▶ [Records provided]:
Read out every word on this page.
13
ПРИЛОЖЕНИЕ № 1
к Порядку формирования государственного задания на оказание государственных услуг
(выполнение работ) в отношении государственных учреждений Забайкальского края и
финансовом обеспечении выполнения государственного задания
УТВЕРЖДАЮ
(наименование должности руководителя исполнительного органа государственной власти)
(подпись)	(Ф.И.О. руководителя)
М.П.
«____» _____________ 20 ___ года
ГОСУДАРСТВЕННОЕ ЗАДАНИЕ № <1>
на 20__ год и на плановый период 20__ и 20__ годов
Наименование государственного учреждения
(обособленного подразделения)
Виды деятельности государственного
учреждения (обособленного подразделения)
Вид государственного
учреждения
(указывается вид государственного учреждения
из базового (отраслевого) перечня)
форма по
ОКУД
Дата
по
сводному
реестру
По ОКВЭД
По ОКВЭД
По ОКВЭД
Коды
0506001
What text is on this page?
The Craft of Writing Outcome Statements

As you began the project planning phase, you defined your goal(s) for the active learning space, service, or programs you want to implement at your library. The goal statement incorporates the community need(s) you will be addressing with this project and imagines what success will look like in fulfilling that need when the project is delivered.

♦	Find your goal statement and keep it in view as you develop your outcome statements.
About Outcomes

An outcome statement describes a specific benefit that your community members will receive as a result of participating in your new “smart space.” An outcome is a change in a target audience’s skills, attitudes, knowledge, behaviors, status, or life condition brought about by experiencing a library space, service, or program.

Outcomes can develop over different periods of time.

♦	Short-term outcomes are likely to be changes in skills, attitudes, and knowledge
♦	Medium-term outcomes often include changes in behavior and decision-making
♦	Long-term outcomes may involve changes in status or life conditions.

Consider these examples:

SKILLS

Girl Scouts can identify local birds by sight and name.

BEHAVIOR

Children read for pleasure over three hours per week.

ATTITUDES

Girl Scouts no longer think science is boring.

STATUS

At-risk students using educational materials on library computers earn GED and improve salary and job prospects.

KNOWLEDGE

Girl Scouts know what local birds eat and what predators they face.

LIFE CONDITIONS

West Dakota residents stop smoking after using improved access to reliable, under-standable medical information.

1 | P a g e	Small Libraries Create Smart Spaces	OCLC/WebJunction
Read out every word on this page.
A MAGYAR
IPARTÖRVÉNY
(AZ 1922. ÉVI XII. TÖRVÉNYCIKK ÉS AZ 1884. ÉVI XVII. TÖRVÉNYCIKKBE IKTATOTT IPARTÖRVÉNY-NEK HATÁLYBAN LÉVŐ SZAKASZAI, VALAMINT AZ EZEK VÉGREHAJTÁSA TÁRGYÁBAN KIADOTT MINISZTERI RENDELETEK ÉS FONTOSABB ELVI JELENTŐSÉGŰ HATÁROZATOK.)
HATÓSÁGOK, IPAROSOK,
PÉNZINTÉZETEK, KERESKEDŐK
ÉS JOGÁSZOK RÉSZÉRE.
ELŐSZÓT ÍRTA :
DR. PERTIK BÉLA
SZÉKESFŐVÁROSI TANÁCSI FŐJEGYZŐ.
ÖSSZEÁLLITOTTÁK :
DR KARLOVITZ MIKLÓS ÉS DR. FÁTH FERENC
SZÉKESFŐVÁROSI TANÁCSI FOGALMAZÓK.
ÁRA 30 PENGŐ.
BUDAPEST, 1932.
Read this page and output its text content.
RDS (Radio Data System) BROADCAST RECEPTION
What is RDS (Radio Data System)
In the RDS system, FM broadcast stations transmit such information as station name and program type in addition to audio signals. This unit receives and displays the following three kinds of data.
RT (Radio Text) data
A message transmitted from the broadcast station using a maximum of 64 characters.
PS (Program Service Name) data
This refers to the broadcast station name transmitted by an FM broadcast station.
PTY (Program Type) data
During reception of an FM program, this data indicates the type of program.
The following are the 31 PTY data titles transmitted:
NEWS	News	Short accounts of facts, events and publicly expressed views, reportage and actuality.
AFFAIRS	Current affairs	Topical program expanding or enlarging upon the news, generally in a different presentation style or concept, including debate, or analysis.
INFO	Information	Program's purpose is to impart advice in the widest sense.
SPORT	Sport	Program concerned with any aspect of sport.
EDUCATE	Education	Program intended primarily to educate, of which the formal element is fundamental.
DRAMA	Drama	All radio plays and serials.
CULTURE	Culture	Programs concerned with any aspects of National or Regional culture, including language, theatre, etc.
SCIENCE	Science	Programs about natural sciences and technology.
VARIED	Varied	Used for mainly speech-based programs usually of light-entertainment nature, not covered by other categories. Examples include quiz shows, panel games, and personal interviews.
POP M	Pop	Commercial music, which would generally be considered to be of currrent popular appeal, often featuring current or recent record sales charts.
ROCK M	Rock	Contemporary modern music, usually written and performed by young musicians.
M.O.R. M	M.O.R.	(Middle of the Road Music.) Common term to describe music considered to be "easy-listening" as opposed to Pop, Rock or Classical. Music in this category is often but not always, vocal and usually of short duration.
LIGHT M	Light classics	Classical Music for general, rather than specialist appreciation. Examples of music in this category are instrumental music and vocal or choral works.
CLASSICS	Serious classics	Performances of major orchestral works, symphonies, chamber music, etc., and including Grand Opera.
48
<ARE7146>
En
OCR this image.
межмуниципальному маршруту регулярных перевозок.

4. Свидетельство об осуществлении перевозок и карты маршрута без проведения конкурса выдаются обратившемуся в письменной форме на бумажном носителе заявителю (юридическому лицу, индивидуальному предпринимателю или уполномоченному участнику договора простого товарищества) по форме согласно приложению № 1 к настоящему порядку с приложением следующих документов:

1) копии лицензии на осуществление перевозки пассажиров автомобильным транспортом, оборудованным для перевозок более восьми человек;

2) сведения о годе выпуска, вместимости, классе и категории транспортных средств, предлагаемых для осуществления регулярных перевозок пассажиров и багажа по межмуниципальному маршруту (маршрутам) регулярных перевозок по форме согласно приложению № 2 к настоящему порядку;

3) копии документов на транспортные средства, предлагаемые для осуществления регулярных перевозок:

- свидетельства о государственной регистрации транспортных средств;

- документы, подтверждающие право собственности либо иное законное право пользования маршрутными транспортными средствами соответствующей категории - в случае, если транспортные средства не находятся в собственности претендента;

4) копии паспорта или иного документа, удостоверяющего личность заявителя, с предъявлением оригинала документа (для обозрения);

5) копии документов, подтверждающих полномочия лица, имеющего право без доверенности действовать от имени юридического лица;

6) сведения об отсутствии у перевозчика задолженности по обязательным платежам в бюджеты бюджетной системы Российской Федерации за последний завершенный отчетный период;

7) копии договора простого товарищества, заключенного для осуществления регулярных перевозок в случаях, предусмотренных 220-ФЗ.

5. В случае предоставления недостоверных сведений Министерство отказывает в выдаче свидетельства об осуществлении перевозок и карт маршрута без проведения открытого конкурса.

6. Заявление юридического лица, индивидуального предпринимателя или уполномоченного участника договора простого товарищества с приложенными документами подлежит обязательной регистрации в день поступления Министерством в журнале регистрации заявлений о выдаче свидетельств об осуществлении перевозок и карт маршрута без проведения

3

▶ [Written instruction]:
Recopy the entries above in their entirety, exactly.

▶ [Exercise answer]:
Read out every word on this page.
13
ПРИЛОЖЕНИЕ № 1
к Порядку формирования государственного задания на оказание государственных услуг
(выполнение работ) в отношении государственных учреждений Забайкальского края и
финансовом обеспечении выполнения государственного задания
УТВЕРЖДАЮ
(наименование должности руководителя исполнительного органа государственной власти)
(подпись)	(Ф.И.О. руководителя)
М.П.
«____» _____________ 20 ___ года
ГОСУДАРСТВЕННОЕ ЗАДАНИЕ № <1>
на 20__ год и на плановый период 20__ и 20__ годов
Наименование государственного учреждения
(обособленного подразделения)
Виды деятельности государственного
учреждения (обособленного подразделения)
Вид государственного
учреждения
(указывается вид государственного учреждения
из базового (отраслевого) перечня)
форма по
ОКУД
Дата
по
сводному
реестру
По ОКВЭД
По ОКВЭД
По ОКВЭД
Коды
0506001
What text is on this page?
The Craft of Writing Outcome Statements

As you began the project planning phase, you defined your goal(s) for the active learning space, service, or programs you want to implement at your library. The goal statement incorporates the community need(s) you will be addressing with this project and imagines what success will look like in fulfilling that need when the project is delivered.

♦	Find your goal statement and keep it in view as you develop your outcome statements.
About Outcomes

An outcome statement describes a specific benefit that your community members will receive as a result of participating in your new “smart space.” An outcome is a change in a target audience’s skills, attitudes, knowledge, behaviors, status, or life condition brought about by experiencing a library space, service, or program.

Outcomes can develop over different periods of time.

♦	Short-term outcomes are likely to be changes in skills, attitudes, and knowledge
♦	Medium-term outcomes often include changes in behavior and decision-making
♦	Long-term outcomes may involve changes in status or life conditions.

Consider these examples:

SKILLS

Girl Scouts can identify local birds by sight and name.

BEHAVIOR

Children read for pleasure over three hours per week.

ATTITUDES

Girl Scouts no longer think science is boring.

STATUS

At-risk students using educational materials on library computers earn GED and improve salary and job prospects.

KNOWLEDGE

Girl Scouts know what local birds eat and what predators they face.

LIFE CONDITIONS

West Dakota residents stop smoking after using improved access to reliable, under-standable medical information.

1 | P a g e	Small Libraries Create Smart Spaces	OCLC/WebJunction
Read out every word on this page.
A MAGYAR
IPARTÖRVÉNY
(AZ 1922. ÉVI XII. TÖRVÉNYCIKK ÉS AZ 1884. ÉVI XVII. TÖRVÉNYCIKKBE IKTATOTT IPARTÖRVÉNY-NEK HATÁLYBAN LÉVŐ SZAKASZAI, VALAMINT AZ EZEK VÉGREHAJTÁSA TÁRGYÁBAN KIADOTT MINISZTERI RENDELETEK ÉS FONTOSABB ELVI JELENTŐSÉGŰ HATÁROZATOK.)
HATÓSÁGOK, IPAROSOK,
PÉNZINTÉZETEK, KERESKEDŐK
ÉS JOGÁSZOK RÉSZÉRE.
ELŐSZÓT ÍRTA :
DR. PERTIK BÉLA
SZÉKESFŐVÁROSI TANÁCSI FŐJEGYZŐ.
ÖSSZEÁLLITOTTÁK :
DR KARLOVITZ MIKLÓS ÉS DR. FÁTH FERENC
SZÉKESFŐVÁROSI TANÁCSI FOGALMAZÓK.
ÁRA 30 PENGŐ.
BUDAPEST, 1932.
Read this page and output its text content.
RDS (Radio Data System) BROADCAST RECEPTION
What is RDS (Radio Data System)
In the RDS system, FM broadcast stations transmit such information as station name and program type in addition to audio signals. This unit receives and displays the following three kinds of data.
RT (Radio Text) data
A message transmitted from the broadcast station using a maximum of 64 characters.
PS (Program Service Name) data
This refers to the broadcast station name transmitted by an FM broadcast station.
PTY (Program Type) data
During reception of an FM program, this data indicates the type of program.
The following are the 31 PTY data titles transmitted:
NEWS	News	Short accounts of facts, events and publicly expressed views, reportage and actuality.
AFFAIRS	Current affairs	Topical program expanding or enlarging upon the news, generally in a different presentation style or concept, including debate, or analysis.
INFO	Information	Program's purpose is to impart advice in the widest sense.
SPORT	Sport	Program concerned with any aspect of sport.
EDUCATE	Education	Program intended primarily to educate, of which the formal element is fundamental.
DRAMA	Drama	All radio plays and serials.
CULTURE	Culture	Programs concerned with any aspects of National or Regional culture, including language, theatre, etc.
SCIENCE	Science	Programs about natural sciences and technology.
VARIED	Varied	Used for mainly speech-based programs usually of light-entertainment nature, not covered by other categories. Examples include quiz shows, panel games, and personal interviews.
POP M	Pop	Commercial music, which would generally be considered to be of currrent popular appeal, often featuring current or recent record sales charts.
ROCK M	Rock	Contemporary modern music, usually written and performed by young musicians.
M.O.R. M	M.O.R.	(Middle of the Road Music.) Common term to describe music considered to be "easy-listening" as opposed to Pop, Rock or Classical. Music in this category is often but not always, vocal and usually of short duration.
LIGHT M	Light classics	Classical Music for general, rather than specialist appreciation. Examples of music in this category are instrumental music and vocal or choral works.
CLASSICS	Serious classics	Performances of major orchestral works, symphonies, chamber music, etc., and including Grand Opera.
48
<ARE7146>
En
OCR this image.
межмуниципальному маршруту регулярных перевозок.

4. Свидетельство об осуществлении перевозок и карты маршрута без проведения конкурса выдаются обратившемуся в письменной форме на бумажном носителе заявителю (юридическому лицу, индивидуальному предпринимателю или уполномоченному участнику договора простого товарищества) по форме согласно приложению № 1 к настоящему порядку с приложением следующих документов:

1) копии лицензии на осуществление перевозки пассажиров автомобильным транспортом, оборудованным для перевозок более восьми человек;

2) сведения о годе выпуска, вместимости, классе и категории транспортных средств, предлагаемых для осуществления регулярных перевозок пассажиров и багажа по межмуниципальному маршруту (маршрутам) регулярных перевозок по форме согласно приложению № 2 к настоящему порядку;

3) копии документов на транспортные средства, предлагаемые для осуществления регулярных перевозок:

- свидетельства о государственной регистрации транспортных средств;

- документы, подтверждающие право собственности либо иное законное право пользования маршрутными транспортными средствами соответствующей категории - в случае, если транспортные средства не находятся в собственности претендента;

4) копии паспорта или иного документа, удостоверяющего личность заявителя, с предъявлением оригинала документа (для обозрения);

5) копии документов, подтверждающих полномочия лица, имеющего право без доверенности действовать от имени юридического лица;

6) сведения об отсутствии у перевозчика задолженности по обязательным платежам в бюджеты бюджетной системы Российской Федерации за последний завершенный отчетный период;

7) копии договора простого товарищества, заключенного для осуществления регулярных перевозок в случаях, предусмотренных 220-ФЗ.

5. В случае предоставления недостоверных сведений Министерство отказывает в выдаче свидетельства об осуществлении перевозок и карт маршрута без проведения открытого конкурса.

6. Заявление юридического лица, индивидуального предпринимателя или уполномоченного участника договора простого товарищества с приложенными документами подлежит обязательной регистрации в день поступления Министерством в журнале регистрации заявлений о выдаче свидетельств об осуществлении перевозок и карт маршрута без проведения

3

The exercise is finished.